WORK REQUIRED:
Omit every picture and write out the rest of the records exactly.

Saved entries:

+-------+

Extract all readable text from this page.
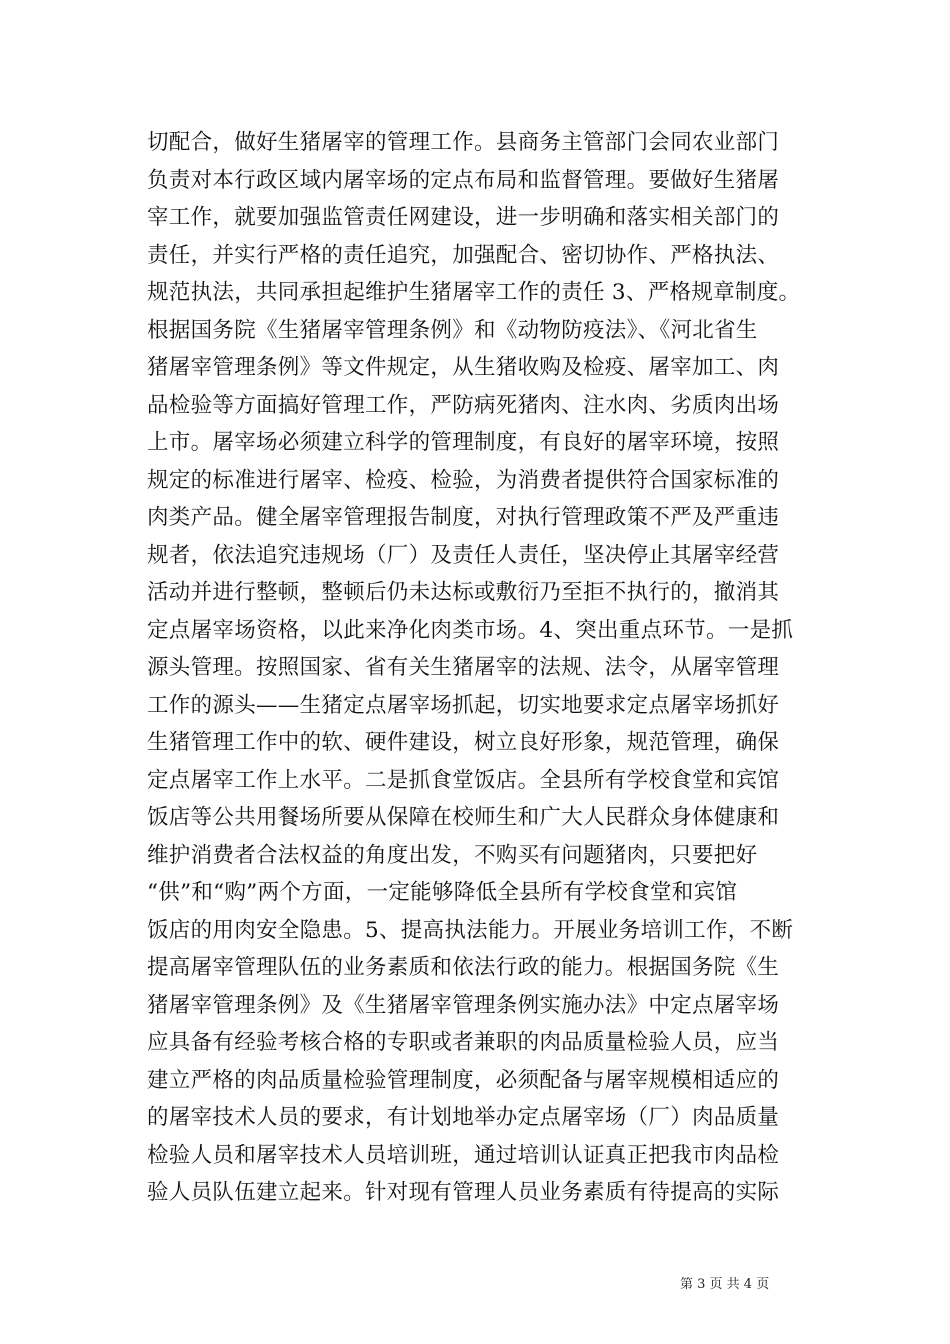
切配合，做好生猪屠宰的管理工作。县商务主管部门会同农业部门
负责对本行政区域内屠宰场的定点布局和监督管理。要做好生猪屠
宰工作，就要加强监管责任网建设，进一步明确和落实相关部门的
责任，并实行严格的责任追究，加强配合、密切协作、严格执法、
规范执法，共同承担起维护生猪屠宰工作的责任 3、严格规章制度。
根据国务院《生猪屠宰管理条例》和《动物防疫法》、《河北省生
猪屠宰管理条例》等文件规定，从生猪收购及检疫、屠宰加工、肉
品检验等方面搞好管理工作，严防病死猪肉、注水肉、劣质肉出场
上市。屠宰场必须建立科学的管理制度，有良好的屠宰环境，按照
规定的标准进行屠宰、检疫、检验，为消费者提供符合国家标准的
肉类产品。健全屠宰管理报告制度，对执行管理政策不严及严重违
规者，依法追究违规场（厂）及责任人责任，坚决停止其屠宰经营
活动并进行整顿，整顿后仍未达标或敷衍乃至拒不执行的，撤消其
定点屠宰场资格，以此来净化肉类市场。4、突出重点环节。一是抓
源头管理。按照国家、省有关生猪屠宰的法规、法令，从屠宰管理
工作的源头——生猪定点屠宰场抓起，切实地要求定点屠宰场抓好
生猪管理工作中的软、硬件建设，树立良好形象，规范管理，确保
定点屠宰工作上水平。二是抓食堂饭店。全县所有学校食堂和宾馆
饭店等公共用餐场所要从保障在校师生和广大人民群众身体健康和
维护消费者合法权益的角度出发，不购买有问题猪肉，只要把好
“供”和“购”两个方面，一定能够降低全县所有学校食堂和宾馆
饭店的用肉安全隐患。5、提高执法能力。开展业务培训工作，不断
提高屠宰管理队伍的业务素质和依法行政的能力。根据国务院《生
猪屠宰管理条例》及《生猪屠宰管理条例实施办法》中定点屠宰场
应具备有经验考核合格的专职或者兼职的肉品质量检验人员，应当
建立严格的肉品质量检验管理制度，必须配备与屠宰规模相适应的
的屠宰技术人员的要求，有计划地举办定点屠宰场（厂）肉品质量
检验人员和屠宰技术人员培训班，通过培训认证真正把我市肉品检
验人员队伍建立起来。针对现有管理人员业务素质有待提高的实际
第 3 页 共 4 页
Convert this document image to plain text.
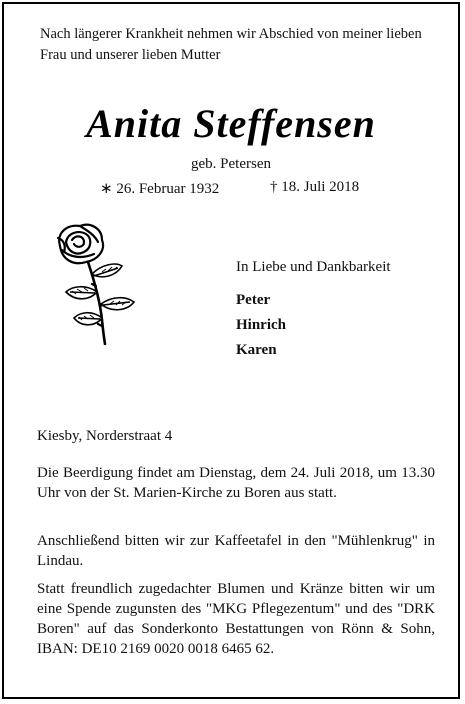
Nach längerer Krankheit nehmen wir Abschied von meiner lieben Frau und unserer lieben Mutter
Anita Steffensen
geb. Petersen
∗ 26. Februar 1932	† 18. Juli 2018
In Liebe und Dankbarkeit
Peter
Hinrich
Karen
Kiesby, Norderstraat 4
Die Beerdigung findet am Dienstag, dem 24. Juli 2018, um 13.30 Uhr von der St. Marien-Kirche zu Boren aus statt.
Anschließend bitten wir zur Kaffeetafel in den "Mühlenkrug" in Lindau.
Statt freundlich zugedachter Blumen und Kränze bitten wir um eine Spende zugunsten des "MKG Pflegezentum" und des "DRK Boren" auf das Sonderkonto Bestattungen von Rönn & Sohn, IBAN: DE10 2169 0020 0018 6465 62.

+-------+

FINAL ANSWER:
Extract all readable text from this page.
切配合，做好生猪屠宰的管理工作。县商务主管部门会同农业部门
负责对本行政区域内屠宰场的定点布局和监督管理。要做好生猪屠
宰工作，就要加强监管责任网建设，进一步明确和落实相关部门的
责任，并实行严格的责任追究，加强配合、密切协作、严格执法、
规范执法，共同承担起维护生猪屠宰工作的责任 3、严格规章制度。
根据国务院《生猪屠宰管理条例》和《动物防疫法》、《河北省生
猪屠宰管理条例》等文件规定，从生猪收购及检疫、屠宰加工、肉
品检验等方面搞好管理工作，严防病死猪肉、注水肉、劣质肉出场
上市。屠宰场必须建立科学的管理制度，有良好的屠宰环境，按照
规定的标准进行屠宰、检疫、检验，为消费者提供符合国家标准的
肉类产品。健全屠宰管理报告制度，对执行管理政策不严及严重违
规者，依法追究违规场（厂）及责任人责任，坚决停止其屠宰经营
活动并进行整顿，整顿后仍未达标或敷衍乃至拒不执行的，撤消其
定点屠宰场资格，以此来净化肉类市场。4、突出重点环节。一是抓
源头管理。按照国家、省有关生猪屠宰的法规、法令，从屠宰管理
工作的源头——生猪定点屠宰场抓起，切实地要求定点屠宰场抓好
生猪管理工作中的软、硬件建设，树立良好形象，规范管理，确保
定点屠宰工作上水平。二是抓食堂饭店。全县所有学校食堂和宾馆
饭店等公共用餐场所要从保障在校师生和广大人民群众身体健康和
维护消费者合法权益的角度出发，不购买有问题猪肉，只要把好
“供”和“购”两个方面，一定能够降低全县所有学校食堂和宾馆
饭店的用肉安全隐患。5、提高执法能力。开展业务培训工作，不断
提高屠宰管理队伍的业务素质和依法行政的能力。根据国务院《生
猪屠宰管理条例》及《生猪屠宰管理条例实施办法》中定点屠宰场
应具备有经验考核合格的专职或者兼职的肉品质量检验人员，应当
建立严格的肉品质量检验管理制度，必须配备与屠宰规模相适应的
的屠宰技术人员的要求，有计划地举办定点屠宰场（厂）肉品质量
检验人员和屠宰技术人员培训班，通过培训认证真正把我市肉品检
验人员队伍建立起来。针对现有管理人员业务素质有待提高的实际
第 3 页 共 4 页
Convert this document image to plain text.
Nach längerer Krankheit nehmen wir Abschied von meiner lieben Frau und unserer lieben Mutter
Anita Steffensen
geb. Petersen
∗ 26. Februar 1932	† 18. Juli 2018
In Liebe und Dankbarkeit
Peter
Hinrich
Karen
Kiesby, Norderstraat 4
Die Beerdigung findet am Dienstag, dem 24. Juli 2018, um 13.30 Uhr von der St. Marien-Kirche zu Boren aus statt.
Anschließend bitten wir zur Kaffeetafel in den "Mühlenkrug" in Lindau.
Statt freundlich zugedachter Blumen und Kränze bitten wir um eine Spende zugunsten des "MKG Pflegezentum" und des "DRK Boren" auf das Sonderkonto Bestattungen von Rönn & Sohn, IBAN: DE10 2169 0020 0018 6465 62.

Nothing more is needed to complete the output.